[Start Data listing]
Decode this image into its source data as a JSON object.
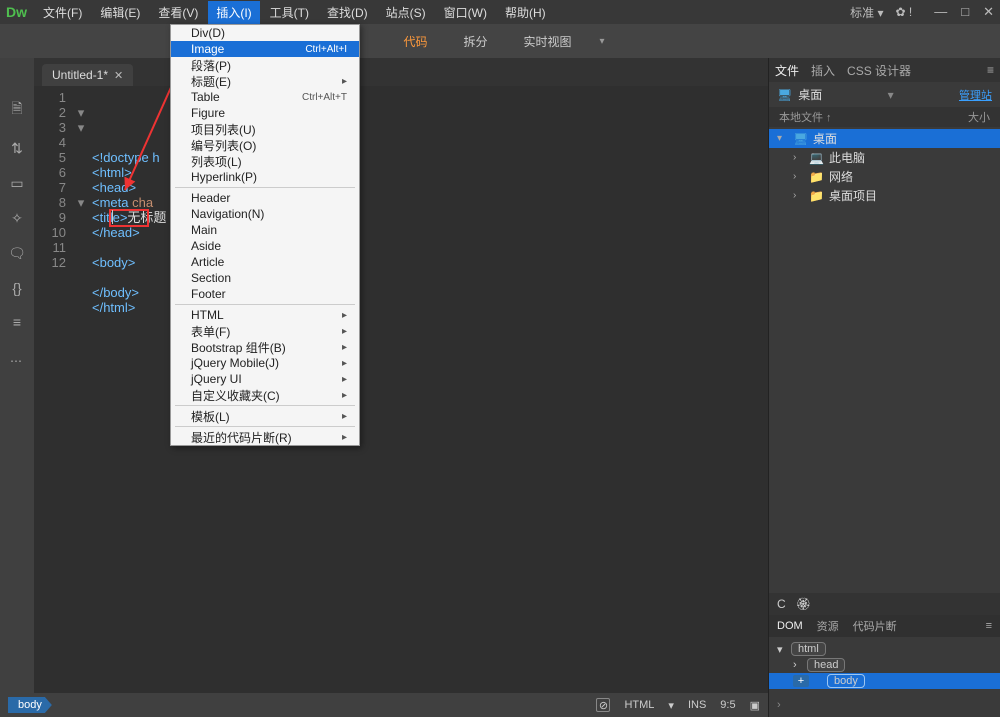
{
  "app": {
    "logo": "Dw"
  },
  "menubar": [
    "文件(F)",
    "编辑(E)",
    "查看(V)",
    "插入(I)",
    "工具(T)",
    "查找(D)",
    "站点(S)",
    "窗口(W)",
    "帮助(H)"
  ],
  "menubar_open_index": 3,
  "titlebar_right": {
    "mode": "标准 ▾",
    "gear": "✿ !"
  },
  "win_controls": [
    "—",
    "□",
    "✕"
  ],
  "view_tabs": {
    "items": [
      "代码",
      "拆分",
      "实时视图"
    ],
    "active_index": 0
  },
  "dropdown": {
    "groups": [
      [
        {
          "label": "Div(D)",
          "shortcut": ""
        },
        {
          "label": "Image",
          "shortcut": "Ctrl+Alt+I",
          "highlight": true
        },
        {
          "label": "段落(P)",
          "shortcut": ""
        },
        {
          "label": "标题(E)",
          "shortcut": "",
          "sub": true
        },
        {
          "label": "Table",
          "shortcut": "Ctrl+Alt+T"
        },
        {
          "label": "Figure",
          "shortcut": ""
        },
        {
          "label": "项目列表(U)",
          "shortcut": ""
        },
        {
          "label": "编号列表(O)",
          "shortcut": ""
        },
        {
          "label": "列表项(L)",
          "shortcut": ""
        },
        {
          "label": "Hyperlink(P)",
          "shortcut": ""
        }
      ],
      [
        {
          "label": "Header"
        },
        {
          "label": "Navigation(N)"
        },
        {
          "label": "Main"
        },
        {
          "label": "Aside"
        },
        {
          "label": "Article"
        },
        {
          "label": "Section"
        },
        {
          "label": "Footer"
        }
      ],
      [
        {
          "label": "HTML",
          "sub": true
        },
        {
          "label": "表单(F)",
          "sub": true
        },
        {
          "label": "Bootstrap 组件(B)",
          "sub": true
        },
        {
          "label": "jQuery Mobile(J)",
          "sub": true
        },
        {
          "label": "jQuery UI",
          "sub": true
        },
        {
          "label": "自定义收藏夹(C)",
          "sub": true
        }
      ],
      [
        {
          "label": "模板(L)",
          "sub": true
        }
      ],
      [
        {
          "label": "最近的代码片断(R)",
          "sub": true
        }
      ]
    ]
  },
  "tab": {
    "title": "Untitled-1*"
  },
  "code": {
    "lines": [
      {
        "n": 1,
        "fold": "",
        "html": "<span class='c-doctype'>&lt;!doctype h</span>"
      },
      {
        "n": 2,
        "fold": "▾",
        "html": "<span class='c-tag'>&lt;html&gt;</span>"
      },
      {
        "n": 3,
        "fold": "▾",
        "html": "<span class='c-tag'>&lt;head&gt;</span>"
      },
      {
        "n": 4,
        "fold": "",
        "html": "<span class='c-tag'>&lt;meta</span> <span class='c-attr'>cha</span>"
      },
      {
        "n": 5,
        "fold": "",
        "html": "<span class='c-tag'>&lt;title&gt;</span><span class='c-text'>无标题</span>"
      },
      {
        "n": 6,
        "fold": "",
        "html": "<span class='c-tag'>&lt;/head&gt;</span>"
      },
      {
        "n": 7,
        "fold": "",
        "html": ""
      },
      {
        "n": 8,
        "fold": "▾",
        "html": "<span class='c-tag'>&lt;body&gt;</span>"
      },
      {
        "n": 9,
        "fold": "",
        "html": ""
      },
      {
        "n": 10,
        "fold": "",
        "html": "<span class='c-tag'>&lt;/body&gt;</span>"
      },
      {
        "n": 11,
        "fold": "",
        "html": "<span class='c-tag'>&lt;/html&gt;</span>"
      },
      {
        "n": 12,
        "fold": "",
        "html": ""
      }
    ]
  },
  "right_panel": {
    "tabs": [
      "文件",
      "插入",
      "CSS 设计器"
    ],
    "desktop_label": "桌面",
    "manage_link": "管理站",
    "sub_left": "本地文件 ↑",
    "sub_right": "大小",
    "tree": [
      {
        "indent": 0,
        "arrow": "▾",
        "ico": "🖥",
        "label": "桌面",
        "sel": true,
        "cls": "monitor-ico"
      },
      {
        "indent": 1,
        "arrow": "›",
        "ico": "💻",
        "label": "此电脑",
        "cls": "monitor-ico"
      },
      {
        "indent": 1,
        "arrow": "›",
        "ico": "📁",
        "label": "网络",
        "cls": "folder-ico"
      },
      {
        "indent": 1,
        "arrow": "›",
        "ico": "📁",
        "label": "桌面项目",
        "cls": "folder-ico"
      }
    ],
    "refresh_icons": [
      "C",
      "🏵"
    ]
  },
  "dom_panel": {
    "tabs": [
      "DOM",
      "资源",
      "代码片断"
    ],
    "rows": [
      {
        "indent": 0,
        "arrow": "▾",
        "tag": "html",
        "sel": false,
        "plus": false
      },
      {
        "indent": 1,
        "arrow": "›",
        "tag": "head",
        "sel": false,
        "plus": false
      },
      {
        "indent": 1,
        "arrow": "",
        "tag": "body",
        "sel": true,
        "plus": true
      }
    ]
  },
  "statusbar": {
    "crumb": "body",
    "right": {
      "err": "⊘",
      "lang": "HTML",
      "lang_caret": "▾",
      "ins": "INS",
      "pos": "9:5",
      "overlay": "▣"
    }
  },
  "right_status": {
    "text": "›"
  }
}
[End Data listing]
[Start Data listing]
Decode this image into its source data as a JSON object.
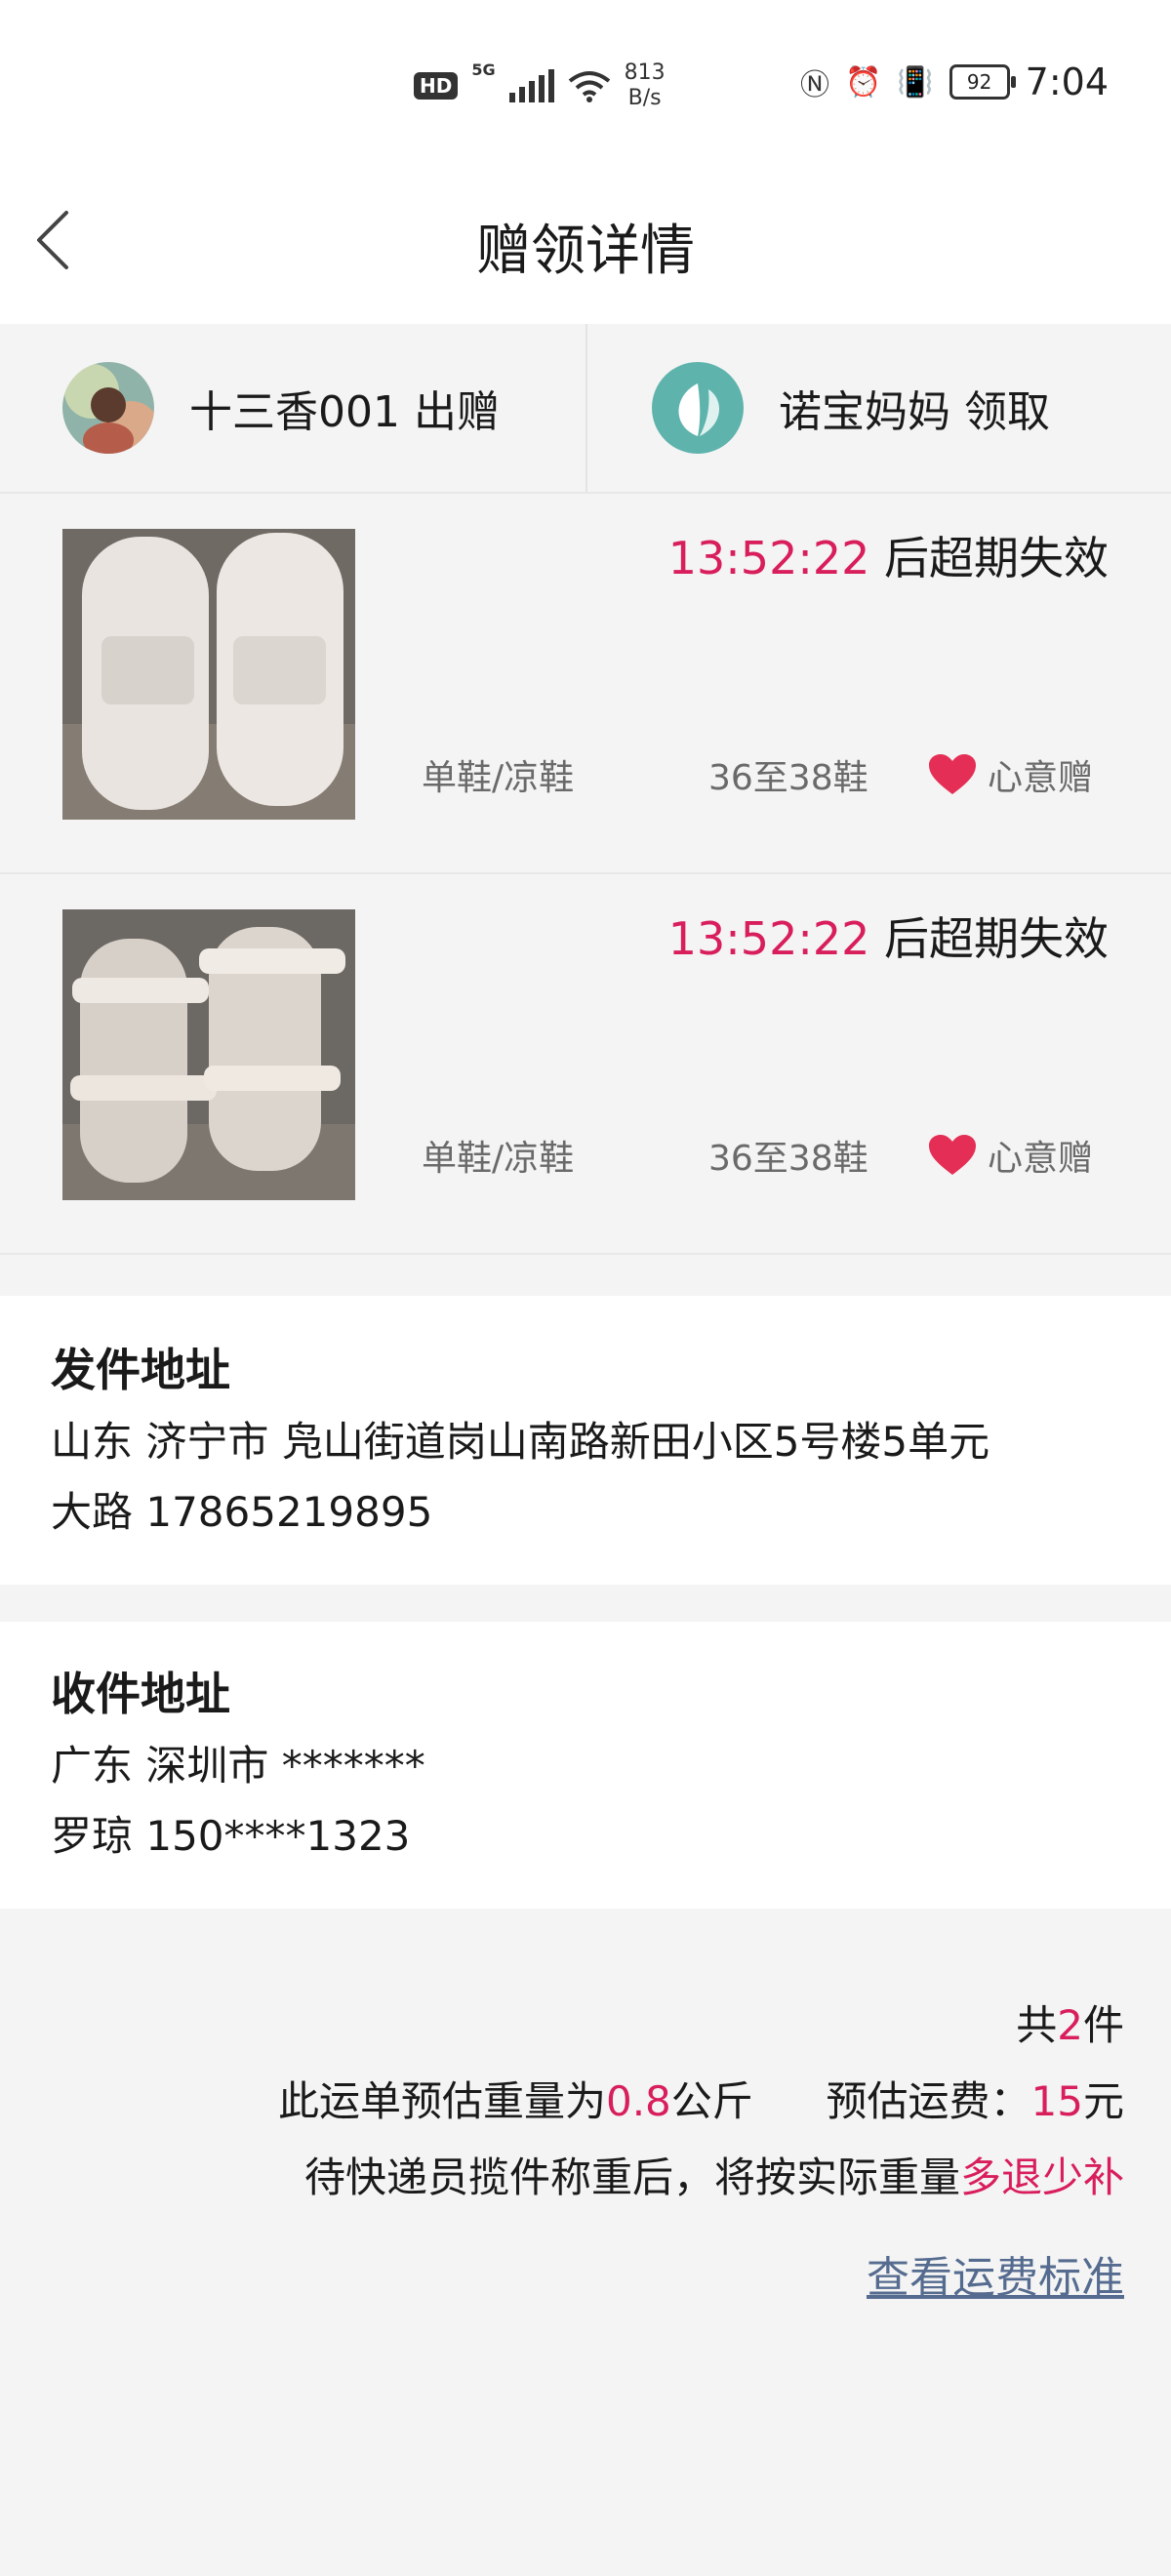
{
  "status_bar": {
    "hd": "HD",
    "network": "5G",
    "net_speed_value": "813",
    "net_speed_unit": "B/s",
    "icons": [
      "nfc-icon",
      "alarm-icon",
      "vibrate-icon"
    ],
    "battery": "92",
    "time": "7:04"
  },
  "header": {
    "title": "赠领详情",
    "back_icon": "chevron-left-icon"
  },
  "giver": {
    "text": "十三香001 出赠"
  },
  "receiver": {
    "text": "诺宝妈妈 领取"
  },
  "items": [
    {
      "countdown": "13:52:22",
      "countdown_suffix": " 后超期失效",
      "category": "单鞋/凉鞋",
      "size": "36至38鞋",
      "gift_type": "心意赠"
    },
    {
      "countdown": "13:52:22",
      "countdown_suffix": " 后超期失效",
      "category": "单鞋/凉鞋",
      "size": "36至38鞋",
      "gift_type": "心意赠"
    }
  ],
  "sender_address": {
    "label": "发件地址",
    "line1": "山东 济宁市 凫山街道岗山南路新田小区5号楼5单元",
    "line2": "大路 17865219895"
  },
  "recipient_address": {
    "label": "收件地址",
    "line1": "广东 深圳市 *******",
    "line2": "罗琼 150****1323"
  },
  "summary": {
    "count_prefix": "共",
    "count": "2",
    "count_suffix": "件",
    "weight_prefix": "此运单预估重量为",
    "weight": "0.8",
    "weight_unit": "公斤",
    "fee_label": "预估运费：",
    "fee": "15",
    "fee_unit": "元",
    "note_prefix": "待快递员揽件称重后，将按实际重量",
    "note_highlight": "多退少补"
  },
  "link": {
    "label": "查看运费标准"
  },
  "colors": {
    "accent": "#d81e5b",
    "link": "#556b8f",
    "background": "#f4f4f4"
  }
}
[End Data listing]
Collect, from the material above, every line containing the word "jQuery".

          "label": "jQuery Mobile(J)",
          "label": "jQuery UI",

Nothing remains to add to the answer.